*Stated exercise*
List each line in which the string "heading" appears.

*Stored data*
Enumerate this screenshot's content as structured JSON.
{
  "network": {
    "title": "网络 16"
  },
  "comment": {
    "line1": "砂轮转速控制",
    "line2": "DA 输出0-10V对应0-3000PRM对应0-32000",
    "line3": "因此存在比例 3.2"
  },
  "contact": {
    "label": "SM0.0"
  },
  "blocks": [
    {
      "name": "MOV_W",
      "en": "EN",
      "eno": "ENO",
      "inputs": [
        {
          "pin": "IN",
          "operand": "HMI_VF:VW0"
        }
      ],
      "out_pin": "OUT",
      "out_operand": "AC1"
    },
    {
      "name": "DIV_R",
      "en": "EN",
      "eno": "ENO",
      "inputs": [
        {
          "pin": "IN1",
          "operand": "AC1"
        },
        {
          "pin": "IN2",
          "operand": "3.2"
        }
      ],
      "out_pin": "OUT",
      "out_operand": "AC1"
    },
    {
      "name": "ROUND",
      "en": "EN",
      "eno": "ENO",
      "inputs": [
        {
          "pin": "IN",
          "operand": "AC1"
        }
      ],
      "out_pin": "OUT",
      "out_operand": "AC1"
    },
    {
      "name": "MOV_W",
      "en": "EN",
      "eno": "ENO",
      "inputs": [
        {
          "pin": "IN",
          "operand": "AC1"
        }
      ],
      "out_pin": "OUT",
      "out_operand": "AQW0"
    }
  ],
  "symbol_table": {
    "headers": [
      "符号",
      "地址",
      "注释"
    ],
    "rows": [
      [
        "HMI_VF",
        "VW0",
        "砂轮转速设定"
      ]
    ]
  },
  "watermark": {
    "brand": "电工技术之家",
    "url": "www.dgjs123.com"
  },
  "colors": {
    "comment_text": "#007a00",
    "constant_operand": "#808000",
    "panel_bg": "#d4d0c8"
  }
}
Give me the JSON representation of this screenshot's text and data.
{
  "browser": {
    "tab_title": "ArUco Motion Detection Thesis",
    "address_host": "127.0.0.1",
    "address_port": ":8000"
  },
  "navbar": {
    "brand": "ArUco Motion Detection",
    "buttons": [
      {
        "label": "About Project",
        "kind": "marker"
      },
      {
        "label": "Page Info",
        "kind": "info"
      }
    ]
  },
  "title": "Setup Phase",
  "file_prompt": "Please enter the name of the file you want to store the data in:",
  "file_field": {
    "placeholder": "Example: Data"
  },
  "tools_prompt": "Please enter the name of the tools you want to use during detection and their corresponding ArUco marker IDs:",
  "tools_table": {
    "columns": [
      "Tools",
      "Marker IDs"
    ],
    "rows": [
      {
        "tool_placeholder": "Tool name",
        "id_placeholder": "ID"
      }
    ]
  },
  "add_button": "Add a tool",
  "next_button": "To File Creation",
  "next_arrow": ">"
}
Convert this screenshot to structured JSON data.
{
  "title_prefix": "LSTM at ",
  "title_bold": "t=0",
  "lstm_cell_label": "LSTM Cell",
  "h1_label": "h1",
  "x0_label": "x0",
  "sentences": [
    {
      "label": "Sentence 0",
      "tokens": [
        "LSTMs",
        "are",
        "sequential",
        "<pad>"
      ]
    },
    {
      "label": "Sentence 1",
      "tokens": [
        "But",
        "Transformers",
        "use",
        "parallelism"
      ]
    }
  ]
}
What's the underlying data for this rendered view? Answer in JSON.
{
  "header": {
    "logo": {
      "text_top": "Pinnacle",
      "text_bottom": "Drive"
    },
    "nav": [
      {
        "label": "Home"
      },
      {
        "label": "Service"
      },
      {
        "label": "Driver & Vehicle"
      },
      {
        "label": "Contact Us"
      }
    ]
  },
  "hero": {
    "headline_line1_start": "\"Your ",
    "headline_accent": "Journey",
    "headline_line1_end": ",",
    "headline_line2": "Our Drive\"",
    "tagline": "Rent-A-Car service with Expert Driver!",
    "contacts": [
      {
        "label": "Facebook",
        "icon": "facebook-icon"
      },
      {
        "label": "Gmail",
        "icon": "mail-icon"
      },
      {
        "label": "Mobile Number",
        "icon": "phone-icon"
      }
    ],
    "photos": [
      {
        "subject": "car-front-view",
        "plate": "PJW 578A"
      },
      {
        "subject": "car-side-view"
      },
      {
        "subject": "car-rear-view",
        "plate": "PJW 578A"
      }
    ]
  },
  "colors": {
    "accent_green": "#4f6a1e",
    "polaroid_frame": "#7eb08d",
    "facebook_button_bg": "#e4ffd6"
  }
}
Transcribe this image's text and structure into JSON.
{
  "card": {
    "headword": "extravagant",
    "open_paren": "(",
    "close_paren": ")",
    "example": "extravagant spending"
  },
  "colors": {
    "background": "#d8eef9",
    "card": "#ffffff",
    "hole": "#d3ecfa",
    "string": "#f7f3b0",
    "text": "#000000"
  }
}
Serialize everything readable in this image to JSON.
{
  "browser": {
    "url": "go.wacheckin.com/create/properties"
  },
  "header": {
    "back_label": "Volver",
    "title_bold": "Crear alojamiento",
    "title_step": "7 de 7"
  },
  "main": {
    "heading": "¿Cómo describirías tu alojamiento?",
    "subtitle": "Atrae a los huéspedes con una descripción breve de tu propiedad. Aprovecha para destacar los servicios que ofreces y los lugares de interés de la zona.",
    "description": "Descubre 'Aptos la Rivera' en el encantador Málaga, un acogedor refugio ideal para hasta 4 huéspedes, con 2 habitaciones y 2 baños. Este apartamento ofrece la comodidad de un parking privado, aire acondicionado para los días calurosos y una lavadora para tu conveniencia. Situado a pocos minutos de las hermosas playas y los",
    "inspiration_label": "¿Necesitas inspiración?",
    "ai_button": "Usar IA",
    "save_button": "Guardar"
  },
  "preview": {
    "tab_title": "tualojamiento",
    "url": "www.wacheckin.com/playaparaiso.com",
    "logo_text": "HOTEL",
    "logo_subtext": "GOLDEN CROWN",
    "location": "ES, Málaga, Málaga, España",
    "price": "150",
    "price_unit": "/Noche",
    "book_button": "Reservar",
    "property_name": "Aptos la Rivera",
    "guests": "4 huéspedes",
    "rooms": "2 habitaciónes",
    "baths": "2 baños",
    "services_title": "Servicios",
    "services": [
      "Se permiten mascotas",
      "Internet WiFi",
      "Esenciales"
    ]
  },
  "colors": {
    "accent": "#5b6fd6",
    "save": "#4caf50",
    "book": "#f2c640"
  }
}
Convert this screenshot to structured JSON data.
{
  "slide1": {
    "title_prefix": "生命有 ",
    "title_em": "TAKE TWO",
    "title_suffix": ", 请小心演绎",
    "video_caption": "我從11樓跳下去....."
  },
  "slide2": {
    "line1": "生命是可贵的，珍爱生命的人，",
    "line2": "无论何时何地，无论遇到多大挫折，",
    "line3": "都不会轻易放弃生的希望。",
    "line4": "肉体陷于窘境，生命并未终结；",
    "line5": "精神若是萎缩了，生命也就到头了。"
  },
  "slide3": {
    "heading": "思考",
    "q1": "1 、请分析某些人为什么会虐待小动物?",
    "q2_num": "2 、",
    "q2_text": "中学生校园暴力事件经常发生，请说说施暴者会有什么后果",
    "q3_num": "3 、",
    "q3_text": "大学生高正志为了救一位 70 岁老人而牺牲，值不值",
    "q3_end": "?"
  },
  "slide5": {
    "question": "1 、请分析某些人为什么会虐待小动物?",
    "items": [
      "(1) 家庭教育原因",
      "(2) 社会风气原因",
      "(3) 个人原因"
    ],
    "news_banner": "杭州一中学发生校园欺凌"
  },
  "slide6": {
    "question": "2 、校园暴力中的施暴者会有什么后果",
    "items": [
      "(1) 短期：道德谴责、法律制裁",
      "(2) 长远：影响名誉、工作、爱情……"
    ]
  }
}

*Full solution*
    "heading": "¿Cómo describirías tu alojamiento?",
    "heading": "思考",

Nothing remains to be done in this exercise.